[START OF INFORMATION SHOWN]

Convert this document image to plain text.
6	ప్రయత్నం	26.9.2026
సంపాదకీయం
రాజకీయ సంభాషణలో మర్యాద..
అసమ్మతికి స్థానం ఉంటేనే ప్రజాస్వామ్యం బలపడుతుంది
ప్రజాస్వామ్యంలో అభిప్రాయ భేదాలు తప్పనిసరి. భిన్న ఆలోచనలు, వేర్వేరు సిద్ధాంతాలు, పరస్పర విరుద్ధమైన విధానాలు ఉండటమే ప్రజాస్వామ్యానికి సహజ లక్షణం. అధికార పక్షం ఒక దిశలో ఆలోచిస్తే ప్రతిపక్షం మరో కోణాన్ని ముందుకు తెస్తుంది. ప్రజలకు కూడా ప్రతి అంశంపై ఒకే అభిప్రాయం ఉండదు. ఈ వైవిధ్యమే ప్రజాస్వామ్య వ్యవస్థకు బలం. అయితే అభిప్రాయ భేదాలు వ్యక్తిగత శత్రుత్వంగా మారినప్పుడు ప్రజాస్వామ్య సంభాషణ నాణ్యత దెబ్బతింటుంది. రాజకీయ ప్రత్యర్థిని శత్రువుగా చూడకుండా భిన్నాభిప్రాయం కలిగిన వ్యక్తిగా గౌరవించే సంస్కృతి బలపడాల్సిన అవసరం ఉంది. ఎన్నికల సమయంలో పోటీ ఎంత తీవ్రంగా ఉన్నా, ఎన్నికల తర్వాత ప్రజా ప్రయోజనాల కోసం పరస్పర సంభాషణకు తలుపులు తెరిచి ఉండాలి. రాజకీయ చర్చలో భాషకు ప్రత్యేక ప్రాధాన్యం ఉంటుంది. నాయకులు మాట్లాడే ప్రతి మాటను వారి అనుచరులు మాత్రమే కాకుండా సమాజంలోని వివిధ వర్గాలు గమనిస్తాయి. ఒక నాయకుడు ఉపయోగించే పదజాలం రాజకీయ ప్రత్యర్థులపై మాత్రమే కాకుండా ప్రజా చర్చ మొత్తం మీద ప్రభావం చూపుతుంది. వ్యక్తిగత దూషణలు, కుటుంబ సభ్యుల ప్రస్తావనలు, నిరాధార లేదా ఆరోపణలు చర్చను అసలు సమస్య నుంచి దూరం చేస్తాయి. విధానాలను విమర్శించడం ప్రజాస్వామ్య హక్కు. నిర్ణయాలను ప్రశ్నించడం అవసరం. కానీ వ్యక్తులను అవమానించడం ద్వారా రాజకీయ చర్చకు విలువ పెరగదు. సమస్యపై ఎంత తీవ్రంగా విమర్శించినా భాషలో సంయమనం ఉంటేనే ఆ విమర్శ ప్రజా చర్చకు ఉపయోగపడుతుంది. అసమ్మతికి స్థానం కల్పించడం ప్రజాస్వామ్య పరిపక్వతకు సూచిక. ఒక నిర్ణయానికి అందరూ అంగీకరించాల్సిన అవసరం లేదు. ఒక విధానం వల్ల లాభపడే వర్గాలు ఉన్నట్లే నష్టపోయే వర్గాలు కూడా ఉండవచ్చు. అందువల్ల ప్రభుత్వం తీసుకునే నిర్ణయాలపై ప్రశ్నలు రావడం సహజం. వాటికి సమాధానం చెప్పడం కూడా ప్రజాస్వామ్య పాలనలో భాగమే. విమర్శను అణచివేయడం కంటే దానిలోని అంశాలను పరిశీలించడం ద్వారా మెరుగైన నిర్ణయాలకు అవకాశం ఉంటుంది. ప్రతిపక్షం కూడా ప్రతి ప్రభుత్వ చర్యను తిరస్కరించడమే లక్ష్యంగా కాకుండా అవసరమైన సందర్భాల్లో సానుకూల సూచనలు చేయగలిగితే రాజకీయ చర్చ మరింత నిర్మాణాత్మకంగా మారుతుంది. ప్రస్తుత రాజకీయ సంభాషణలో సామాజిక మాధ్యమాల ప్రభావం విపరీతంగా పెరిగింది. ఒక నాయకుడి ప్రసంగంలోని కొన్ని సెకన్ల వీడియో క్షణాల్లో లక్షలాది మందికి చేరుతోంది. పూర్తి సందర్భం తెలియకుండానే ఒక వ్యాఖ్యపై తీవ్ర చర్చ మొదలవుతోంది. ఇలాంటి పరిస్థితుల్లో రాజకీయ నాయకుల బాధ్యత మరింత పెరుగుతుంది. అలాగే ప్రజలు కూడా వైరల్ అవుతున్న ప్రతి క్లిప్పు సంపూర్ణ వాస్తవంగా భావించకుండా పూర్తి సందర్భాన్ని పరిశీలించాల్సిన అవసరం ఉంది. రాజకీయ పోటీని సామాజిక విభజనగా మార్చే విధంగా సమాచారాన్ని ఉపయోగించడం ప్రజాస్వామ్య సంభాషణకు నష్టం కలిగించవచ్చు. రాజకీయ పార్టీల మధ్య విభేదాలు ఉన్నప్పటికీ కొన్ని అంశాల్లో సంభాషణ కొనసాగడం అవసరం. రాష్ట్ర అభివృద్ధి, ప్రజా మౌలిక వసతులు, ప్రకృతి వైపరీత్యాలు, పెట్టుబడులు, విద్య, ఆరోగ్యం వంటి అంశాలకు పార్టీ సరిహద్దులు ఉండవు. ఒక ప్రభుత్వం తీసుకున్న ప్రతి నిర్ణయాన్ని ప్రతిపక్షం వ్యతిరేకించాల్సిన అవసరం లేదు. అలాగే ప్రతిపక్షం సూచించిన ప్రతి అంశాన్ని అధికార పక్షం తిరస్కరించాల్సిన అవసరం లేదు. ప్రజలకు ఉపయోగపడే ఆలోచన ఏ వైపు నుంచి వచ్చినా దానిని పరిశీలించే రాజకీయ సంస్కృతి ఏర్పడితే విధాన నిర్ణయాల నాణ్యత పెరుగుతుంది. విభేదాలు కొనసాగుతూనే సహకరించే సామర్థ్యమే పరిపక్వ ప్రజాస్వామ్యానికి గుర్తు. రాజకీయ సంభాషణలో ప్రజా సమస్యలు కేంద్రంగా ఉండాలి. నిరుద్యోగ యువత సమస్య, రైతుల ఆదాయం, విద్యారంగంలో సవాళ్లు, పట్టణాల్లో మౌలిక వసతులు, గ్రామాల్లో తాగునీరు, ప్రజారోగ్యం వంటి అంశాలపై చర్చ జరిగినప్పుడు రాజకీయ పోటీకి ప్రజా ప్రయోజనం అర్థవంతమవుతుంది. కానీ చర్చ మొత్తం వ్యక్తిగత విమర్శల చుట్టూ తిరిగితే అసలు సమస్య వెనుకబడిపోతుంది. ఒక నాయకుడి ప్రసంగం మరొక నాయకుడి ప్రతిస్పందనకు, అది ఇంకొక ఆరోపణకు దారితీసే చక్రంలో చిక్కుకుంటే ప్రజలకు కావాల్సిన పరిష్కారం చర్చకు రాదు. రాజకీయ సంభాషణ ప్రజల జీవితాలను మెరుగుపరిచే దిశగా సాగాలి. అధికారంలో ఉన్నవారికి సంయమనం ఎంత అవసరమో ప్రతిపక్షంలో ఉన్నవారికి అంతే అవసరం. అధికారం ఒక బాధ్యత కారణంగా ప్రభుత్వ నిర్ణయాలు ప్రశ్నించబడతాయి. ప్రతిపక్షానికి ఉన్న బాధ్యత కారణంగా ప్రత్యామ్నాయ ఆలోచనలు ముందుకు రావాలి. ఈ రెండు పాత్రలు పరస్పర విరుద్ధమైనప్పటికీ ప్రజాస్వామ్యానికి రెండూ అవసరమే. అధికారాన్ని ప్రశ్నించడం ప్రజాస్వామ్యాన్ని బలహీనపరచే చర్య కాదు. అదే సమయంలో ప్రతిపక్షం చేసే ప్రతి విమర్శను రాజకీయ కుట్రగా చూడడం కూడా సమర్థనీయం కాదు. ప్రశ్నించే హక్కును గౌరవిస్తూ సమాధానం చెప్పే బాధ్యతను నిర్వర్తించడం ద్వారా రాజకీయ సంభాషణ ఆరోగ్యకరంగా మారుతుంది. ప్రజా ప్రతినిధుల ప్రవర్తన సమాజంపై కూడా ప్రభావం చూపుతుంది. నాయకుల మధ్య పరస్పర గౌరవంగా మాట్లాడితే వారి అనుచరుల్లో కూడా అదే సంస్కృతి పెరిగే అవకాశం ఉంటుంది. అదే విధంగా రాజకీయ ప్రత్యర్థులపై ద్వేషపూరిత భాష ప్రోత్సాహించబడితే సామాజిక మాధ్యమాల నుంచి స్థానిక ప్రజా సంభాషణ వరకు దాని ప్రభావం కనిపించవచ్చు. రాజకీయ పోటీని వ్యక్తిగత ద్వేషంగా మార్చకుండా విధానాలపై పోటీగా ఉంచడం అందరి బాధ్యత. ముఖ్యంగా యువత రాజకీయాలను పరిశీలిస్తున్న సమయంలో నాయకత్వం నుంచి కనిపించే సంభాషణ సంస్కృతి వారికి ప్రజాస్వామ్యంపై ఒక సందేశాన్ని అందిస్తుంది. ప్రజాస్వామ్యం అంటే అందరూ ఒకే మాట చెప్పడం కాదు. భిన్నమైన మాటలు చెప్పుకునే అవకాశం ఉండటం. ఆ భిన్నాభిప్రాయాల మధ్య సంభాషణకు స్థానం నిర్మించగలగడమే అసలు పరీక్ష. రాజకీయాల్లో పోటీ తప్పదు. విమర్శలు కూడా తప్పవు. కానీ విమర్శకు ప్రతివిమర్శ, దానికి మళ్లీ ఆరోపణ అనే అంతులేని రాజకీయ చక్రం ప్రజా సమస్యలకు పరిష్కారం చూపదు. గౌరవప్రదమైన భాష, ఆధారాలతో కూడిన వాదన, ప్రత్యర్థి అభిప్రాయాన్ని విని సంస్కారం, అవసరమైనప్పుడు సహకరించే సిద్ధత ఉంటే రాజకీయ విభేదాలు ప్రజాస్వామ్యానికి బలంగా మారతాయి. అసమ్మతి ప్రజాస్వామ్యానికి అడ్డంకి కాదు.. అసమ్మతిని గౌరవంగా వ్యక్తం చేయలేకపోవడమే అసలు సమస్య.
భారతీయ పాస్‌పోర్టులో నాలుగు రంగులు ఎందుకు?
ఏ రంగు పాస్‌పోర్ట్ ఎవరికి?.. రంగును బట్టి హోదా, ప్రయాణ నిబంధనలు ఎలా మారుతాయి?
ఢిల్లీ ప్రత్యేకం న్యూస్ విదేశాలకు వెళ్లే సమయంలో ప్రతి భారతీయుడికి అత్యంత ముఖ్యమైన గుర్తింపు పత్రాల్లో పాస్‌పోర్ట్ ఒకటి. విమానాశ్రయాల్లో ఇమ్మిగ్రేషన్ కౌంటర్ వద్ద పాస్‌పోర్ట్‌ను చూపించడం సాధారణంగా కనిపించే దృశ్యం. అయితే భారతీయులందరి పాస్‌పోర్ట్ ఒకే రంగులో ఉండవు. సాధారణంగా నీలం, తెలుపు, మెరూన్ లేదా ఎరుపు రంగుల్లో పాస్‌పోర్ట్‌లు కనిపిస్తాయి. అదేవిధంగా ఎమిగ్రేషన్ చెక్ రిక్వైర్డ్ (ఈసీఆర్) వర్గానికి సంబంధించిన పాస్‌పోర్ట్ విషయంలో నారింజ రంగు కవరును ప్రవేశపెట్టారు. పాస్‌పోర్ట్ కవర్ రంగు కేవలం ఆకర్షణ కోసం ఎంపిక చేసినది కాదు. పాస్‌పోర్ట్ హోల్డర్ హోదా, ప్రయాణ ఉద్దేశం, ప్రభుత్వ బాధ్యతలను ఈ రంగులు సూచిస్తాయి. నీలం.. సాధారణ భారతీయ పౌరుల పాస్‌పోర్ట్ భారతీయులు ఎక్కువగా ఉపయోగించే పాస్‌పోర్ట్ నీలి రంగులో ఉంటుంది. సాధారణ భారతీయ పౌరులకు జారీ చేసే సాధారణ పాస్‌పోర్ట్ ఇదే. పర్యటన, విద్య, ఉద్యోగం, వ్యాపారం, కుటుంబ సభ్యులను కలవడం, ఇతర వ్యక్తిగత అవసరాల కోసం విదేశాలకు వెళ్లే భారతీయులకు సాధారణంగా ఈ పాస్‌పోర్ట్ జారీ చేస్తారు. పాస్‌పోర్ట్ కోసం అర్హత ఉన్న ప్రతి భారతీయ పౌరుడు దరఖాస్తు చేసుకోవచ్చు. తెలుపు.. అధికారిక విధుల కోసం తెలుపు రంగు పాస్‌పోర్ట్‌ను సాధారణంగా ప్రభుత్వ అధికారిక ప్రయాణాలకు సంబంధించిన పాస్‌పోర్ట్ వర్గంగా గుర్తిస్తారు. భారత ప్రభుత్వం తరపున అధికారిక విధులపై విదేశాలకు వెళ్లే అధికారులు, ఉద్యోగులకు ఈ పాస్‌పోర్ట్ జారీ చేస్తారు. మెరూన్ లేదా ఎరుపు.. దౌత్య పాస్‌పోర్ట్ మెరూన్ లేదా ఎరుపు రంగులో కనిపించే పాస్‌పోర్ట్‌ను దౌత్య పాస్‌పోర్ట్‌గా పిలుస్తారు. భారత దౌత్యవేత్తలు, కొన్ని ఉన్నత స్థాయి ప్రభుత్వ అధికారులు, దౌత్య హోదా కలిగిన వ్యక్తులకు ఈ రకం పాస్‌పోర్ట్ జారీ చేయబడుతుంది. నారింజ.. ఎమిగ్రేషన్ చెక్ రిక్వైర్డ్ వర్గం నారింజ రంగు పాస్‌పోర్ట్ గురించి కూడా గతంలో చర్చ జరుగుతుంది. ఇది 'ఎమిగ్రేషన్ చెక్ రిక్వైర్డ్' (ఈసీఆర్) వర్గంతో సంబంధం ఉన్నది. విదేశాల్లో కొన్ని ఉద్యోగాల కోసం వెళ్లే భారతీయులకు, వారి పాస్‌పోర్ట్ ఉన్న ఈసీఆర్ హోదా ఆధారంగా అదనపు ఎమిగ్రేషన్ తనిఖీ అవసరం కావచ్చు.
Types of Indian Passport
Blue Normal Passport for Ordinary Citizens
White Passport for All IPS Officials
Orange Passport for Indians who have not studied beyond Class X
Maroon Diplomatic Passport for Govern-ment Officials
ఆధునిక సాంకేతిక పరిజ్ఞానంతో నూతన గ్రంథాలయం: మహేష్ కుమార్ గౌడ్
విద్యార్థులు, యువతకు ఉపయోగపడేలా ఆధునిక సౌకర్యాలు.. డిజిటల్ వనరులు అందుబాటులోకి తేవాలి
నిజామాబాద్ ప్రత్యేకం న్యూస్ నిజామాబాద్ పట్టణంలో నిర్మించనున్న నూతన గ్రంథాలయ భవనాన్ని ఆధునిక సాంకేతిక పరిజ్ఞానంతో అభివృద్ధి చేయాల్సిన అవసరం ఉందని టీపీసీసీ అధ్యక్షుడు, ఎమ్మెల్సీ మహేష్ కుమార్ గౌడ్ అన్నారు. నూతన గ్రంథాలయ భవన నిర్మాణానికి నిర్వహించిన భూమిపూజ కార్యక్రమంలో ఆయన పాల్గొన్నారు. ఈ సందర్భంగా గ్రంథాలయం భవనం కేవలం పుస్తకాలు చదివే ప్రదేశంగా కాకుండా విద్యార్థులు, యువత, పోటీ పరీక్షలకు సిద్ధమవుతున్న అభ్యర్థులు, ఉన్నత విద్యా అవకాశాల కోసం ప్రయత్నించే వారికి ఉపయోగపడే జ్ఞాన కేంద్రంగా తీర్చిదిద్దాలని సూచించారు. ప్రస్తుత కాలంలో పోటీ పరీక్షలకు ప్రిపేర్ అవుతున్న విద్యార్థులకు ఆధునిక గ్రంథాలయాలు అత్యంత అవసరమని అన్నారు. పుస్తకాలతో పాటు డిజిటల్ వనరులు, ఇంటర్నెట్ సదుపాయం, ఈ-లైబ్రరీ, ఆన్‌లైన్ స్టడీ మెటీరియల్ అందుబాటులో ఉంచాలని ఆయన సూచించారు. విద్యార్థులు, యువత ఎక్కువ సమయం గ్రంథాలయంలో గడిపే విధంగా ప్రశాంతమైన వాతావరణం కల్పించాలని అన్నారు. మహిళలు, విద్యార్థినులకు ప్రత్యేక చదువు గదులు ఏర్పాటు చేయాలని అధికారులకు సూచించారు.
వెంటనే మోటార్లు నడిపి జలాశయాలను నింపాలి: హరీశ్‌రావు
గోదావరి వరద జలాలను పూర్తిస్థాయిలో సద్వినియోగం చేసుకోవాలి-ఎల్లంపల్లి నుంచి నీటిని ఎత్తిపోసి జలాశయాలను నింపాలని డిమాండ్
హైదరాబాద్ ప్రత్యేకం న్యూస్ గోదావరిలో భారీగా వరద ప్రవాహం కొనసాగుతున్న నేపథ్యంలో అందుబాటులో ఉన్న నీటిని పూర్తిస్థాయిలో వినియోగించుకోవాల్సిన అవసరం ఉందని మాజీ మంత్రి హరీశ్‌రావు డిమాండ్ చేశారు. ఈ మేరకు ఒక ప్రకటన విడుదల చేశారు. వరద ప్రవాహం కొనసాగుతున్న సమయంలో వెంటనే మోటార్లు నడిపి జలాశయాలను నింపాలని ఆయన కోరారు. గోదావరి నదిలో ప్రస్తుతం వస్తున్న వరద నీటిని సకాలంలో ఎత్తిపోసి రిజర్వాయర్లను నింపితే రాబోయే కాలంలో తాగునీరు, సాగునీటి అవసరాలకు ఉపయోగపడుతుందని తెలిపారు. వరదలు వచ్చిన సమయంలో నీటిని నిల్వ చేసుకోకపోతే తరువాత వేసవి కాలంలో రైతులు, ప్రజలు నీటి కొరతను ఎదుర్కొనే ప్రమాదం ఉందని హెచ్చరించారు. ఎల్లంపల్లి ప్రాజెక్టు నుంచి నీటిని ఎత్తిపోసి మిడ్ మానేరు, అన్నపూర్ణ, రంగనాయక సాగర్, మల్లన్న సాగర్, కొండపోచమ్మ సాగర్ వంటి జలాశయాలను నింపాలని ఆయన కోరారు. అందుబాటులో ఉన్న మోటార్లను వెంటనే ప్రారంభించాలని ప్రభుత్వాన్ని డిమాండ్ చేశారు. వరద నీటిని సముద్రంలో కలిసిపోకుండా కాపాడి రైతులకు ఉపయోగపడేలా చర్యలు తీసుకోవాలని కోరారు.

[END OF INFORMATION SHOWN]

WHAT IS REQUIRED — Report how many lines in the data include the word "Officials", and give nothing but the count.

FINAL RESULT — 2